[start Record set]

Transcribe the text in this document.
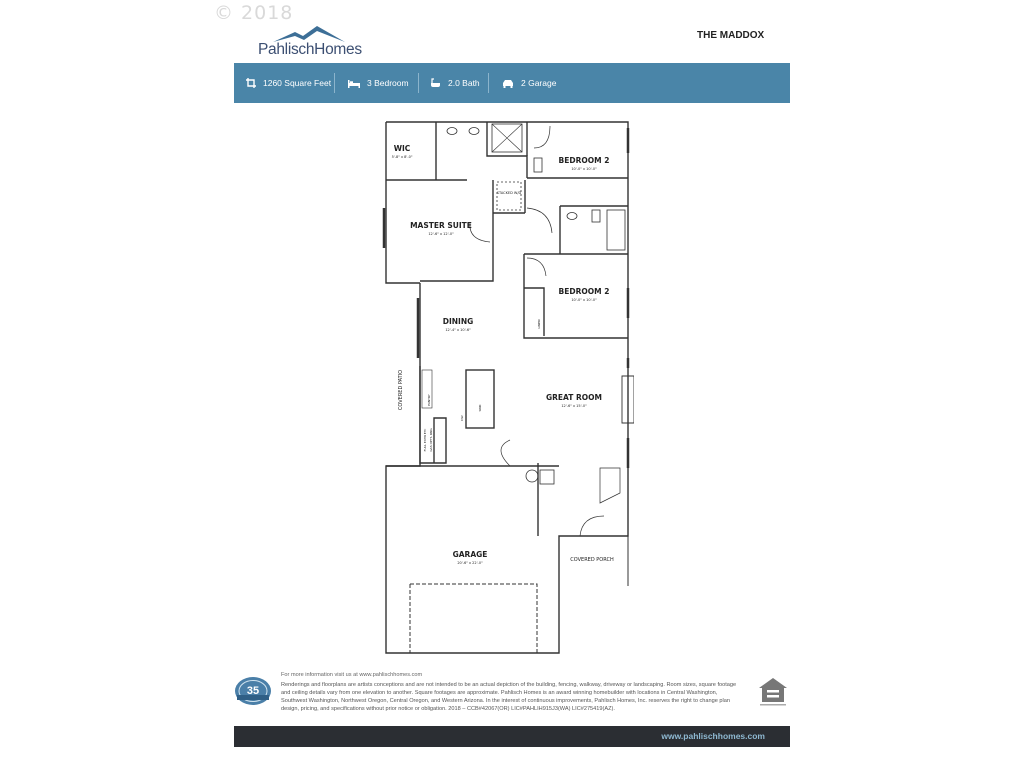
© 2018
PahlischHomes
THE MADDOX
1260 Square Feet	3 Bedroom	2.0 Bath	2 Garage
WIC
5'-8" x 8'-0"
MASTER SUITE
12'-6" x 12'-0"
BEDROOM 2
10'-0" x 10'-0"
BEDROOM 2
10'-0" x 10'-0"
DINING
12'-4" x 10'-6"
GREAT ROOM
12'-6" x 15'-0"
GARAGE
20'-6" x 22'-0"	COVERED PORCH
STACKED W/D
COVERED PATIO
LINEN
PANTRY
DW
SINK
FULL EXTN ETC GAS OPT'L RNG
35
For more information visit us at www.pahlischhomes.com
Renderings and floorplans are artists conceptions and are not intended to be an actual depiction of the building, fencing, walkway, driveway or landscaping. Room sizes, square footage and ceiling details vary from one elevation to another. Square footages are approximate. Pahlisch Homes is an award winning homebuilder with locations in Central Washington, Southwest Washington, Northwest Oregon, Central Oregon, and Western Arizona. In the interest of continuous improvements, Pahlisch Homes, Inc. reserves the right to change plan design, pricing, and specifications without prior notice or obligation. 2018 – CCB#42067(OR) LIC#PAHLIH915J3(WA) LIC#275419(AZ).
www.pahlischhomes.com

[end Record set]

Pick out every line with the string "COVERED" and copy it.

20'-6" x 22'-0"	COVERED PORCH
COVERED PATIO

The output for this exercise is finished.